**Directions:** Please count the lines in the listing below where the word "establecidos" appears. Give the number only.

==== Recorded data ====

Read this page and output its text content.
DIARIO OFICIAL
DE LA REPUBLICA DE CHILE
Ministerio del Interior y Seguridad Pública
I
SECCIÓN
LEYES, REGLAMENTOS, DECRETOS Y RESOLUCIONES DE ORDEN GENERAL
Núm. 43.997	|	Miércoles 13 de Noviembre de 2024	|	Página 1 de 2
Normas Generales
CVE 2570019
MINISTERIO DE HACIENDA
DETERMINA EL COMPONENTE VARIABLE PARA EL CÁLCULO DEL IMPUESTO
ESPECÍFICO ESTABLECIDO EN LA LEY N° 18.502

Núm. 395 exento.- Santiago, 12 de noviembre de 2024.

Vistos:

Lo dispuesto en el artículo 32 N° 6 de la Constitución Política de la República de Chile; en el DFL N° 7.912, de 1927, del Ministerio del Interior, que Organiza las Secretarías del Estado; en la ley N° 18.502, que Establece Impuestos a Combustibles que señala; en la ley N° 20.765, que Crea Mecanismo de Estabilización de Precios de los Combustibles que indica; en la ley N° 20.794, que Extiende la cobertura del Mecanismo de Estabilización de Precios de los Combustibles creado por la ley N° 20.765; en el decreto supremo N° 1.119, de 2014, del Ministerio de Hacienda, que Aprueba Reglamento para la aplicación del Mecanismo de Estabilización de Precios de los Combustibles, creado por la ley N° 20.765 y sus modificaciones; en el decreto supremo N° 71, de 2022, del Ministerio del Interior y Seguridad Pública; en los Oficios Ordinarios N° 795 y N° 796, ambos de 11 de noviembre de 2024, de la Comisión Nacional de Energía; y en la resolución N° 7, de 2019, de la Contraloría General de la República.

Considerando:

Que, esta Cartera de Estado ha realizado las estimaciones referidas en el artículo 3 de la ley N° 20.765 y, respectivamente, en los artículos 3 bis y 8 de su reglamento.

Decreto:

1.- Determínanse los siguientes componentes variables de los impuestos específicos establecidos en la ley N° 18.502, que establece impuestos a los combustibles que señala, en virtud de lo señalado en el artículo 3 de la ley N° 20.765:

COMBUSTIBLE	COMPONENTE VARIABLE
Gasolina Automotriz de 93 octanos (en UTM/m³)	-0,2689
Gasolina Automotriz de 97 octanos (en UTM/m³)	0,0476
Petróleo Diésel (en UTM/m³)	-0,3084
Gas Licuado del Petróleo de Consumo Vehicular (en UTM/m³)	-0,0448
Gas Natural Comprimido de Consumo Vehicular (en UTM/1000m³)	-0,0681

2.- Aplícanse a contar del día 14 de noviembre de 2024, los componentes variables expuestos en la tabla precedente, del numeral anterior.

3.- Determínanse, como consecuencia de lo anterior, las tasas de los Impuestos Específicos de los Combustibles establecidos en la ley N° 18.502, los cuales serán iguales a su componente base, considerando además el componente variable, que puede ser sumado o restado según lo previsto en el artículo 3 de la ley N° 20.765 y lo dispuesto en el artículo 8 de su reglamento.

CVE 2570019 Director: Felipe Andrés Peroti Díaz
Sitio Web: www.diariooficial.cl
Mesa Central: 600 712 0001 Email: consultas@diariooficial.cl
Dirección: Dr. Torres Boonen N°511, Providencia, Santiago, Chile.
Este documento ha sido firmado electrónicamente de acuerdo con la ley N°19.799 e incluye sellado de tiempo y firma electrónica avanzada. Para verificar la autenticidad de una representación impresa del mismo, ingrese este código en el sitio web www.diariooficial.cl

====
==== Recorded data ====

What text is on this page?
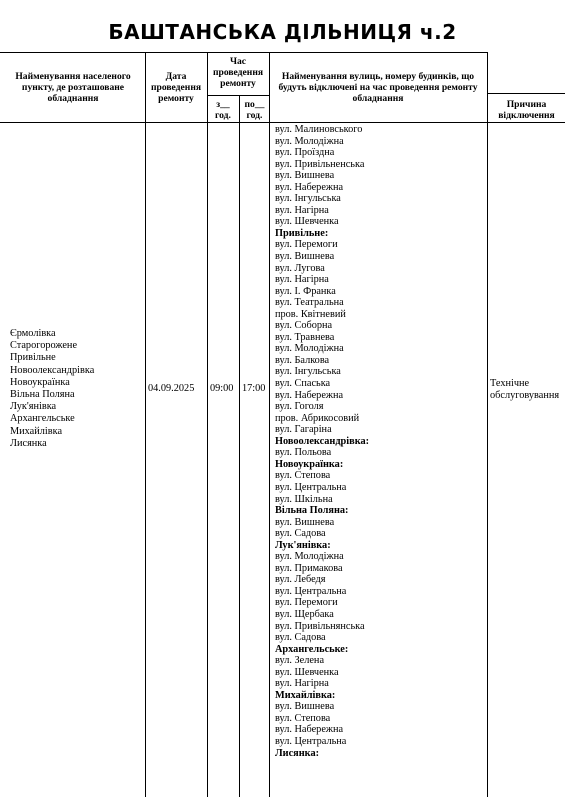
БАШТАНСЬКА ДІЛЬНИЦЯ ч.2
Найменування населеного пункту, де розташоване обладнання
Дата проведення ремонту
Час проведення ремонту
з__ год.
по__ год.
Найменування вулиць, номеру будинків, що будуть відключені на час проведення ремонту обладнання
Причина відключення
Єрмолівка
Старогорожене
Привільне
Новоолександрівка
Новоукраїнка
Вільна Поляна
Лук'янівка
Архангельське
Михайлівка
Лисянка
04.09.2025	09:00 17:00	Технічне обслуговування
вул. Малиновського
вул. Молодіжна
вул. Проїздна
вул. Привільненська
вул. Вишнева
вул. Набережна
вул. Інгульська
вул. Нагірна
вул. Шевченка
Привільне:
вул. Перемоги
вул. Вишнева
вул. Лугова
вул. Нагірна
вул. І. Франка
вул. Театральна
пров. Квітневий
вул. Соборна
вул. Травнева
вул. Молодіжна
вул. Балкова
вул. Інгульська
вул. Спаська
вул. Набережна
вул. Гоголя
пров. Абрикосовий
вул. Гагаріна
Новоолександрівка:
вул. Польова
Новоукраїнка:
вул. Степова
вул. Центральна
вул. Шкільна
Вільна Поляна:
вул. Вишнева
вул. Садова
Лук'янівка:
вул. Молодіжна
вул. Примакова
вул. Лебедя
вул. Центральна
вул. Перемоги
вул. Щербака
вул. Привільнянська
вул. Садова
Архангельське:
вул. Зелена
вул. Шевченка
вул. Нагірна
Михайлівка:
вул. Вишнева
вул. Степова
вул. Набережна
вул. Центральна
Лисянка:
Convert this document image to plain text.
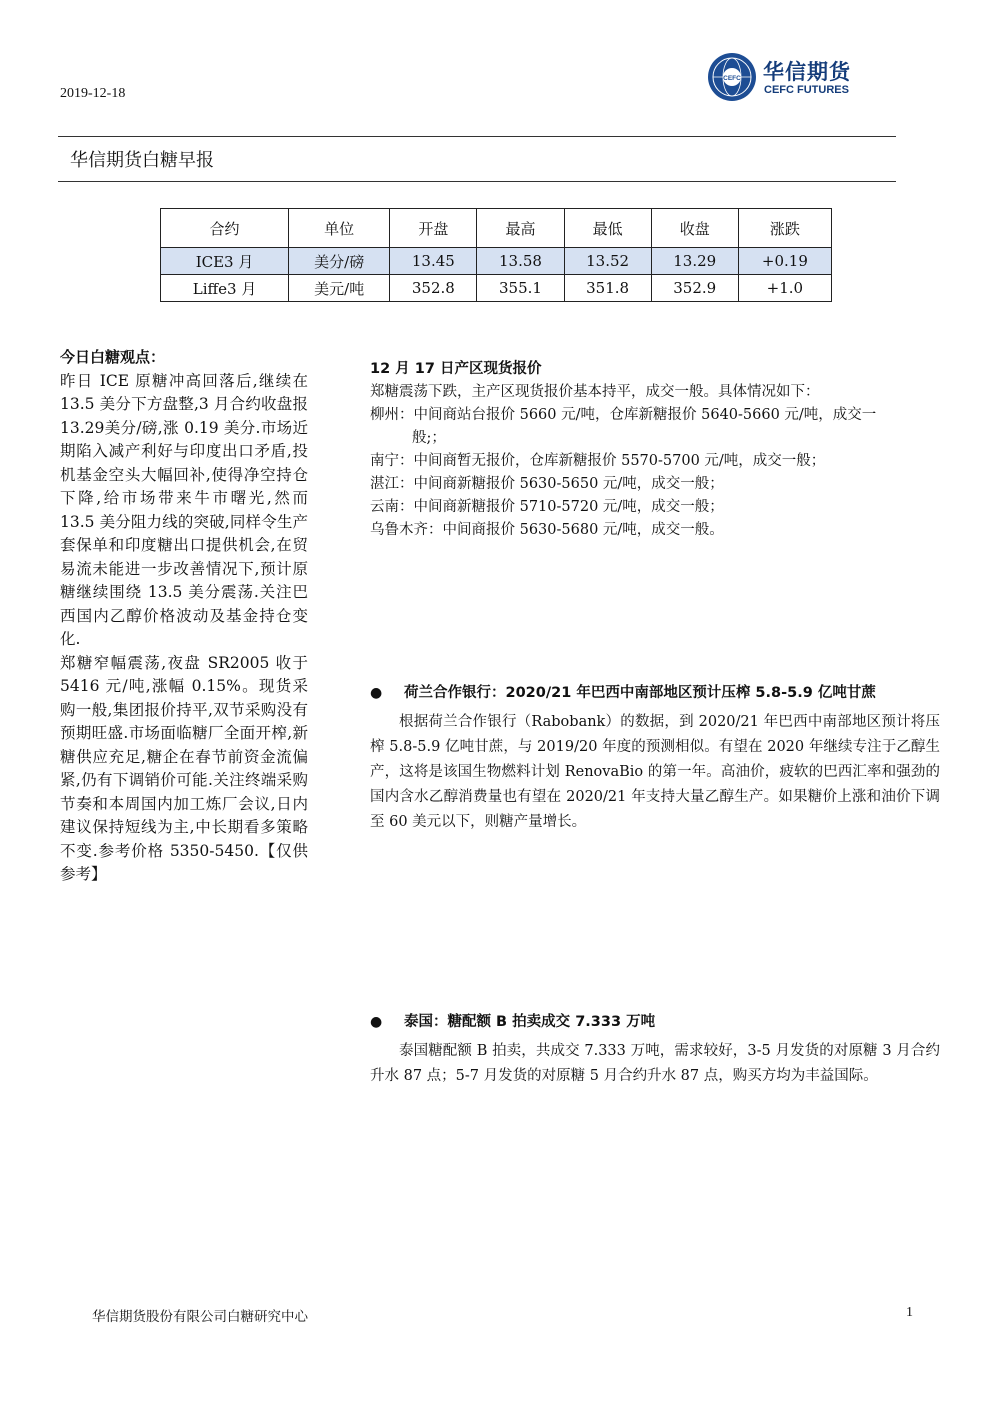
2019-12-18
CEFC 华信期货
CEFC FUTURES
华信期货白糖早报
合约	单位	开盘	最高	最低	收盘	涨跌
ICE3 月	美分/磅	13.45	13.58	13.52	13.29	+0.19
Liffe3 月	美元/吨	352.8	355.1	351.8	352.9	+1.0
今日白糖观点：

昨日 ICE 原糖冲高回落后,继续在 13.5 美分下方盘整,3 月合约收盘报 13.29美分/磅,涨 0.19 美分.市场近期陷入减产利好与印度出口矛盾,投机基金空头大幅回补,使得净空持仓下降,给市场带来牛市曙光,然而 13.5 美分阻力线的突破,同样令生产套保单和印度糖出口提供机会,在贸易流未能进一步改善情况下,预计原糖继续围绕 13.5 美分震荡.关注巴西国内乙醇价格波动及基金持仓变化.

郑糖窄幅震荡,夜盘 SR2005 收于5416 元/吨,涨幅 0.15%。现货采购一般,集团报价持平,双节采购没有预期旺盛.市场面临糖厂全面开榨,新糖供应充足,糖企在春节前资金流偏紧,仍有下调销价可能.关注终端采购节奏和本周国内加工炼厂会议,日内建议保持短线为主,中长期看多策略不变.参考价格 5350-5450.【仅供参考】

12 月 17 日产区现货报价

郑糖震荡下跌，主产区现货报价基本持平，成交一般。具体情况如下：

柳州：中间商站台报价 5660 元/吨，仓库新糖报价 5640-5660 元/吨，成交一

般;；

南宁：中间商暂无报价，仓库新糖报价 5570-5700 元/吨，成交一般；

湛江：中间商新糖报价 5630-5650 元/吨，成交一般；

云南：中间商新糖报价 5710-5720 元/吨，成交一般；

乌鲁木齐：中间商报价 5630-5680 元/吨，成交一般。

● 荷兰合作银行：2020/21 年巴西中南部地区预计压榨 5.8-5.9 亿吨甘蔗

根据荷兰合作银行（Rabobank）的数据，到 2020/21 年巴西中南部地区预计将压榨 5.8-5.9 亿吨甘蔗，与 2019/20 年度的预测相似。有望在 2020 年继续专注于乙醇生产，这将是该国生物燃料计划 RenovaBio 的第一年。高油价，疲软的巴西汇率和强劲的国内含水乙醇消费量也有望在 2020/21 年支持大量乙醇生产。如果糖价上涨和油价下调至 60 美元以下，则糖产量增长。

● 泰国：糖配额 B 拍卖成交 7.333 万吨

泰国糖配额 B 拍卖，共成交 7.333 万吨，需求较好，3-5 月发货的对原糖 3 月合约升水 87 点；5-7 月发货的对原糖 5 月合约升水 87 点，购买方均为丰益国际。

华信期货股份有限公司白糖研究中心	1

====
==== Recorded data ====

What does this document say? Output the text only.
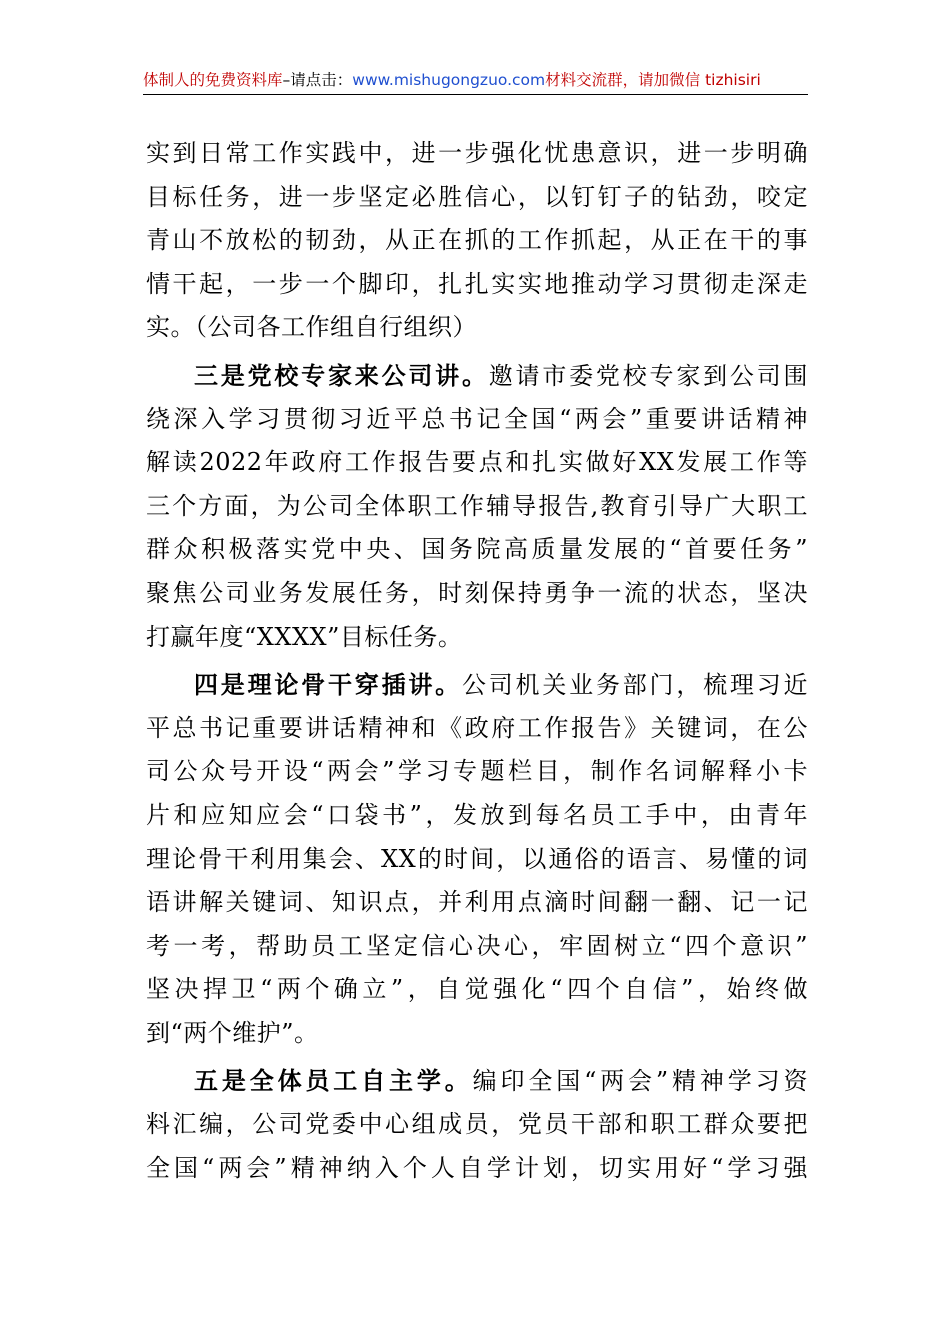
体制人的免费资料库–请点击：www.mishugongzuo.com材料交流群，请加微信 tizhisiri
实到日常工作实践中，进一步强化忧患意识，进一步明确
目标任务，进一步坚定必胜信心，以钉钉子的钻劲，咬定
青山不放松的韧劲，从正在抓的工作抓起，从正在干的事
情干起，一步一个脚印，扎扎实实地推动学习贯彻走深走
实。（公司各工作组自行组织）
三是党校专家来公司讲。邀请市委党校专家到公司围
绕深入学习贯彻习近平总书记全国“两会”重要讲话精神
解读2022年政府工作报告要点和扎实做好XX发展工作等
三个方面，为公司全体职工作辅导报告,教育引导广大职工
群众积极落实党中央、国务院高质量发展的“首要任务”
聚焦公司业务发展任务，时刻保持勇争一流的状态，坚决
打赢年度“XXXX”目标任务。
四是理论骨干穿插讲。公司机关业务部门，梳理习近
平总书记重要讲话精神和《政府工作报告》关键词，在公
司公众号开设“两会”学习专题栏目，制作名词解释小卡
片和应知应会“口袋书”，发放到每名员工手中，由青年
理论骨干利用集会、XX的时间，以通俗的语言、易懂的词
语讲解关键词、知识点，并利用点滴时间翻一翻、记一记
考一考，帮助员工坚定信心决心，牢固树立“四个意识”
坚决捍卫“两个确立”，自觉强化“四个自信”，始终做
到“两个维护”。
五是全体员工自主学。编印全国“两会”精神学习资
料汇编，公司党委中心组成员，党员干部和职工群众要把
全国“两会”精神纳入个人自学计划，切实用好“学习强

====

**Exercise output:** 2